◆ **STATED TASK**
Return all of the data exactly as written, without the pictures.

◆ **STORED RECORDS**
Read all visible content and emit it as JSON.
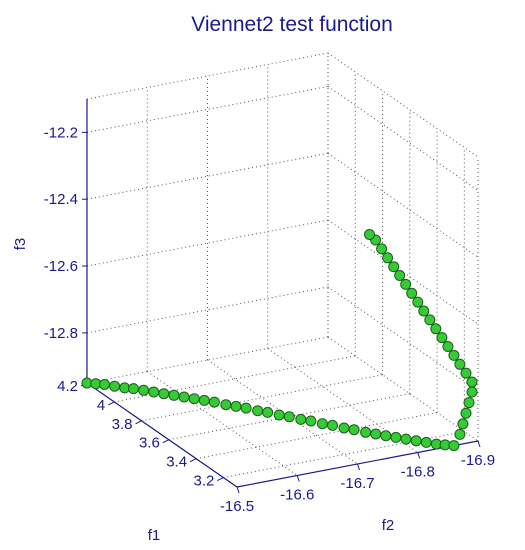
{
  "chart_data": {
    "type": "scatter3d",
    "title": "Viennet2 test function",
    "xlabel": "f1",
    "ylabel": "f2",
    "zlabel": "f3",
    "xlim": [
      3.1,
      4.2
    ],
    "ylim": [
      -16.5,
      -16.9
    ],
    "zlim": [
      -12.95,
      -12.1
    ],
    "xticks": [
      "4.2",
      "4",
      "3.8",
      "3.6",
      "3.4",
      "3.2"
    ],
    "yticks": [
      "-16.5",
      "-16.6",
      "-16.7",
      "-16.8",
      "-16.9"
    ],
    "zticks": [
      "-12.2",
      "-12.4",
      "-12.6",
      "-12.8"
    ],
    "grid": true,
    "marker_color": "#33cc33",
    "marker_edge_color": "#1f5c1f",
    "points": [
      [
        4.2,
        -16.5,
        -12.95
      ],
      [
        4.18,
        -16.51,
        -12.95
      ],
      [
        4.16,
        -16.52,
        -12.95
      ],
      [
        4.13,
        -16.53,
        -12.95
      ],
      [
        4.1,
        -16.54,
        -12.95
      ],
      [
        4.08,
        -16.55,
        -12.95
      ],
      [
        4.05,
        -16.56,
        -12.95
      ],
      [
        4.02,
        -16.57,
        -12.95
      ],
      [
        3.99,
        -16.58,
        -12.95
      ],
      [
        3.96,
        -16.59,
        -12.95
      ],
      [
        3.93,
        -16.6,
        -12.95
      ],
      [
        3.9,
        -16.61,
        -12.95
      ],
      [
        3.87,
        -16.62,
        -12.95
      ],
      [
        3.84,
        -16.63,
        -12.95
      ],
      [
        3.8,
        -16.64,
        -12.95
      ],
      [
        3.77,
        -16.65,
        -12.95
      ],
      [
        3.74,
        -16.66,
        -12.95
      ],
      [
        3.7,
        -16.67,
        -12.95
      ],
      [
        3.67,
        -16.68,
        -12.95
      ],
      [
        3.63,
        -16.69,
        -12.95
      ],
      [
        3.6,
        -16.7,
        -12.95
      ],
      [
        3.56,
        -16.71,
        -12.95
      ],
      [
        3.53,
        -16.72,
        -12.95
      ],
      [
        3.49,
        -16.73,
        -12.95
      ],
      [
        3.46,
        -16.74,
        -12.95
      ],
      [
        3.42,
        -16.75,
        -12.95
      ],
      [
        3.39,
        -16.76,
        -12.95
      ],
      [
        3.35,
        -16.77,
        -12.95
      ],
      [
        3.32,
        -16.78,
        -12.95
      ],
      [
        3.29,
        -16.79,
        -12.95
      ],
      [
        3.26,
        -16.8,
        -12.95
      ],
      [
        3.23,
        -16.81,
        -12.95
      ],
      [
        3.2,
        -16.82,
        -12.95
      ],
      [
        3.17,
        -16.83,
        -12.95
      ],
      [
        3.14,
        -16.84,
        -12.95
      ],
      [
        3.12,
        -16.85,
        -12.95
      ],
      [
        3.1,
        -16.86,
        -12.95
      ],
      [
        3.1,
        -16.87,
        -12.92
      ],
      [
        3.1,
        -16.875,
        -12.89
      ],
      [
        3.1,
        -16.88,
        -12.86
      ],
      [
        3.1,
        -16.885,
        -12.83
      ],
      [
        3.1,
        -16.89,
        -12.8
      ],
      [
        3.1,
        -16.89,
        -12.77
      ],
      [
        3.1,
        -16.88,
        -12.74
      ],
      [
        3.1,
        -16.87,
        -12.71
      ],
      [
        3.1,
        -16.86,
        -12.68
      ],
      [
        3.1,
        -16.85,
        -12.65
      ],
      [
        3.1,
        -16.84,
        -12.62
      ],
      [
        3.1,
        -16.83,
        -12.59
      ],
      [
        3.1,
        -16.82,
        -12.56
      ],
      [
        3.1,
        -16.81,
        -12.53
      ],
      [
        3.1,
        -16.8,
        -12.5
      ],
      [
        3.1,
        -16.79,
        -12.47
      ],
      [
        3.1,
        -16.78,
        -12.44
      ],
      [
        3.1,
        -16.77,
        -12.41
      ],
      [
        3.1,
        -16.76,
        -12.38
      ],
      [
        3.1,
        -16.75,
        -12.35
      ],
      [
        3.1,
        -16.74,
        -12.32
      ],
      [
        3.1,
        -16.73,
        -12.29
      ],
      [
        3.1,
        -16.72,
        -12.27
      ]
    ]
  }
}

◆ **COMPLETE RESPONSE**
Read all visible content and emit it as JSON.
{
  "chart_data": {
    "type": "scatter3d",
    "title": "Viennet2 test function",
    "xlabel": "f1",
    "ylabel": "f2",
    "zlabel": "f3",
    "xlim": [
      3.1,
      4.2
    ],
    "ylim": [
      -16.5,
      -16.9
    ],
    "zlim": [
      -12.95,
      -12.1
    ],
    "xticks": [
      "4.2",
      "4",
      "3.8",
      "3.6",
      "3.4",
      "3.2"
    ],
    "yticks": [
      "-16.5",
      "-16.6",
      "-16.7",
      "-16.8",
      "-16.9"
    ],
    "zticks": [
      "-12.2",
      "-12.4",
      "-12.6",
      "-12.8"
    ],
    "grid": true,
    "marker_color": "#33cc33",
    "marker_edge_color": "#1f5c1f",
    "points": [
      [
        4.2,
        -16.5,
        -12.95
      ],
      [
        4.18,
        -16.51,
        -12.95
      ],
      [
        4.16,
        -16.52,
        -12.95
      ],
      [
        4.13,
        -16.53,
        -12.95
      ],
      [
        4.1,
        -16.54,
        -12.95
      ],
      [
        4.08,
        -16.55,
        -12.95
      ],
      [
        4.05,
        -16.56,
        -12.95
      ],
      [
        4.02,
        -16.57,
        -12.95
      ],
      [
        3.99,
        -16.58,
        -12.95
      ],
      [
        3.96,
        -16.59,
        -12.95
      ],
      [
        3.93,
        -16.6,
        -12.95
      ],
      [
        3.9,
        -16.61,
        -12.95
      ],
      [
        3.87,
        -16.62,
        -12.95
      ],
      [
        3.84,
        -16.63,
        -12.95
      ],
      [
        3.8,
        -16.64,
        -12.95
      ],
      [
        3.77,
        -16.65,
        -12.95
      ],
      [
        3.74,
        -16.66,
        -12.95
      ],
      [
        3.7,
        -16.67,
        -12.95
      ],
      [
        3.67,
        -16.68,
        -12.95
      ],
      [
        3.63,
        -16.69,
        -12.95
      ],
      [
        3.6,
        -16.7,
        -12.95
      ],
      [
        3.56,
        -16.71,
        -12.95
      ],
      [
        3.53,
        -16.72,
        -12.95
      ],
      [
        3.49,
        -16.73,
        -12.95
      ],
      [
        3.46,
        -16.74,
        -12.95
      ],
      [
        3.42,
        -16.75,
        -12.95
      ],
      [
        3.39,
        -16.76,
        -12.95
      ],
      [
        3.35,
        -16.77,
        -12.95
      ],
      [
        3.32,
        -16.78,
        -12.95
      ],
      [
        3.29,
        -16.79,
        -12.95
      ],
      [
        3.26,
        -16.8,
        -12.95
      ],
      [
        3.23,
        -16.81,
        -12.95
      ],
      [
        3.2,
        -16.82,
        -12.95
      ],
      [
        3.17,
        -16.83,
        -12.95
      ],
      [
        3.14,
        -16.84,
        -12.95
      ],
      [
        3.12,
        -16.85,
        -12.95
      ],
      [
        3.1,
        -16.86,
        -12.95
      ],
      [
        3.1,
        -16.87,
        -12.92
      ],
      [
        3.1,
        -16.875,
        -12.89
      ],
      [
        3.1,
        -16.88,
        -12.86
      ],
      [
        3.1,
        -16.885,
        -12.83
      ],
      [
        3.1,
        -16.89,
        -12.8
      ],
      [
        3.1,
        -16.89,
        -12.77
      ],
      [
        3.1,
        -16.88,
        -12.74
      ],
      [
        3.1,
        -16.87,
        -12.71
      ],
      [
        3.1,
        -16.86,
        -12.68
      ],
      [
        3.1,
        -16.85,
        -12.65
      ],
      [
        3.1,
        -16.84,
        -12.62
      ],
      [
        3.1,
        -16.83,
        -12.59
      ],
      [
        3.1,
        -16.82,
        -12.56
      ],
      [
        3.1,
        -16.81,
        -12.53
      ],
      [
        3.1,
        -16.8,
        -12.5
      ],
      [
        3.1,
        -16.79,
        -12.47
      ],
      [
        3.1,
        -16.78,
        -12.44
      ],
      [
        3.1,
        -16.77,
        -12.41
      ],
      [
        3.1,
        -16.76,
        -12.38
      ],
      [
        3.1,
        -16.75,
        -12.35
      ],
      [
        3.1,
        -16.74,
        -12.32
      ],
      [
        3.1,
        -16.73,
        -12.29
      ],
      [
        3.1,
        -16.72,
        -12.27
      ]
    ]
  }
}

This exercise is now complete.